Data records

####################

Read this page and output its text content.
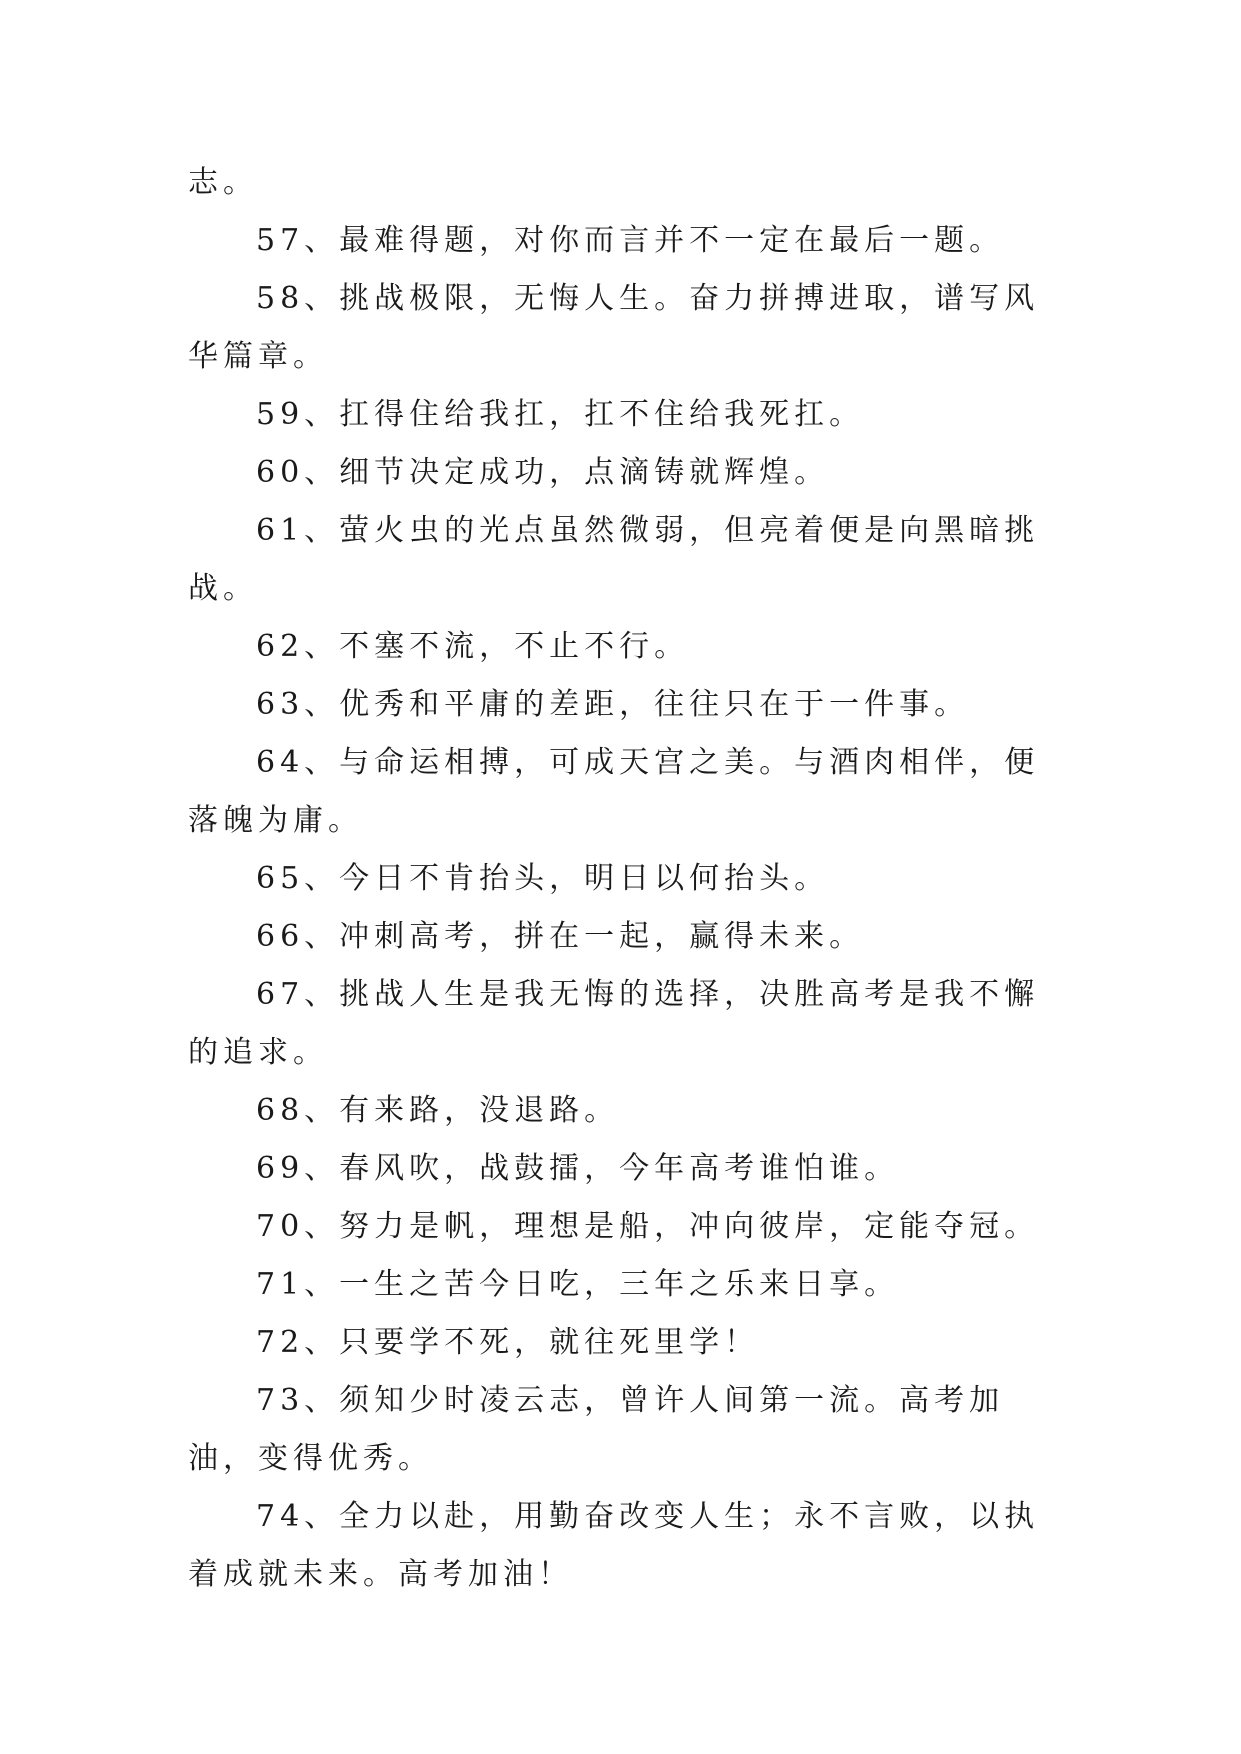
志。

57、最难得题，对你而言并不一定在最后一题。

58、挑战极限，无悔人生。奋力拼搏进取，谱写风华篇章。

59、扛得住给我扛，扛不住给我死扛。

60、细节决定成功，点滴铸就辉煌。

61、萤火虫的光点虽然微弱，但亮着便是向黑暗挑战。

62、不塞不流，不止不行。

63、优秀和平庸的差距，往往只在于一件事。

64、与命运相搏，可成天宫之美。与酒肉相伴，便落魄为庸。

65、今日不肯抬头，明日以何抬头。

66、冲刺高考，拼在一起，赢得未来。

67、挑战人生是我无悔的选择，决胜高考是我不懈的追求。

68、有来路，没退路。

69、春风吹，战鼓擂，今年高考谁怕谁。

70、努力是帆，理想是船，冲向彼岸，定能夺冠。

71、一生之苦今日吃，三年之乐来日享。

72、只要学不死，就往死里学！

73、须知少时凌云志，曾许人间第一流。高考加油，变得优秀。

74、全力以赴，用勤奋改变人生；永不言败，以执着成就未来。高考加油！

####################

PROBLEM DESCRIPTION => Each entry above is to be written out again unchanged, apart from the pictures, which are left out.

FULL SOLUTION =>
Read this page and output its text content.
志。

57、最难得题，对你而言并不一定在最后一题。

58、挑战极限，无悔人生。奋力拼搏进取，谱写风华篇章。

59、扛得住给我扛，扛不住给我死扛。

60、细节决定成功，点滴铸就辉煌。

61、萤火虫的光点虽然微弱，但亮着便是向黑暗挑战。

62、不塞不流，不止不行。

63、优秀和平庸的差距，往往只在于一件事。

64、与命运相搏，可成天宫之美。与酒肉相伴，便落魄为庸。

65、今日不肯抬头，明日以何抬头。

66、冲刺高考，拼在一起，赢得未来。

67、挑战人生是我无悔的选择，决胜高考是我不懈的追求。

68、有来路，没退路。

69、春风吹，战鼓擂，今年高考谁怕谁。

70、努力是帆，理想是船，冲向彼岸，定能夺冠。

71、一生之苦今日吃，三年之乐来日享。

72、只要学不死，就往死里学！

73、须知少时凌云志，曾许人间第一流。高考加油，变得优秀。

74、全力以赴，用勤奋改变人生；永不言败，以执着成就未来。高考加油！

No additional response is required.